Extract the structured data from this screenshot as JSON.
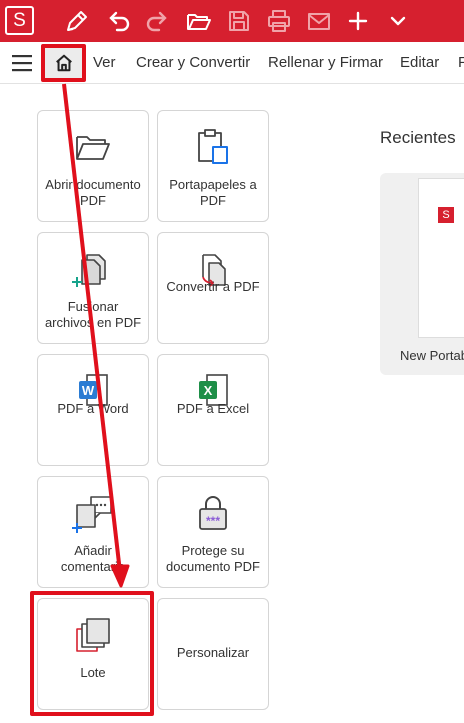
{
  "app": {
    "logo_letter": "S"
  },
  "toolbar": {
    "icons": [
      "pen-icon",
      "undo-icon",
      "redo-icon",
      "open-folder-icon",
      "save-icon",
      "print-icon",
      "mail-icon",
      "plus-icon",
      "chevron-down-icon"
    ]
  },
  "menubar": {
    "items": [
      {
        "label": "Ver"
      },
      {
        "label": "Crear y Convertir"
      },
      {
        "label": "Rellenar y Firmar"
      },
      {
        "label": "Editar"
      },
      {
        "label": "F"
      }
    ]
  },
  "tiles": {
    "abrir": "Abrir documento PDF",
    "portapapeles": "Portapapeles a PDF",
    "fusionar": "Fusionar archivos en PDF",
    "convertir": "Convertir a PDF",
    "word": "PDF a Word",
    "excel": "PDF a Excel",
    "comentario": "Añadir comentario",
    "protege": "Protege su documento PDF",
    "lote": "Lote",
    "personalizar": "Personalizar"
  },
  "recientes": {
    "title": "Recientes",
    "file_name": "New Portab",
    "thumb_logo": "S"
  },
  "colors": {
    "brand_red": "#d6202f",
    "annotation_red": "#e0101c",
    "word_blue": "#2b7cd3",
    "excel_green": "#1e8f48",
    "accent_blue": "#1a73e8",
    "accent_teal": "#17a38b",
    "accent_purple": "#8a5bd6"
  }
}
—————
• PROBLEM: Write out the whole listing again, exactly, with no pictures.

• COMPLETE OUTPUT:
Extract the structured data from this screenshot as JSON.
{
  "app": {
    "logo_letter": "S"
  },
  "toolbar": {
    "icons": [
      "pen-icon",
      "undo-icon",
      "redo-icon",
      "open-folder-icon",
      "save-icon",
      "print-icon",
      "mail-icon",
      "plus-icon",
      "chevron-down-icon"
    ]
  },
  "menubar": {
    "items": [
      {
        "label": "Ver"
      },
      {
        "label": "Crear y Convertir"
      },
      {
        "label": "Rellenar y Firmar"
      },
      {
        "label": "Editar"
      },
      {
        "label": "F"
      }
    ]
  },
  "tiles": {
    "abrir": "Abrir documento PDF",
    "portapapeles": "Portapapeles a PDF",
    "fusionar": "Fusionar archivos en PDF",
    "convertir": "Convertir a PDF",
    "word": "PDF a Word",
    "excel": "PDF a Excel",
    "comentario": "Añadir comentario",
    "protege": "Protege su documento PDF",
    "lote": "Lote",
    "personalizar": "Personalizar"
  },
  "recientes": {
    "title": "Recientes",
    "file_name": "New Portab",
    "thumb_logo": "S"
  },
  "colors": {
    "brand_red": "#d6202f",
    "annotation_red": "#e0101c",
    "word_blue": "#2b7cd3",
    "excel_green": "#1e8f48",
    "accent_blue": "#1a73e8",
    "accent_teal": "#17a38b",
    "accent_purple": "#8a5bd6"
  }
}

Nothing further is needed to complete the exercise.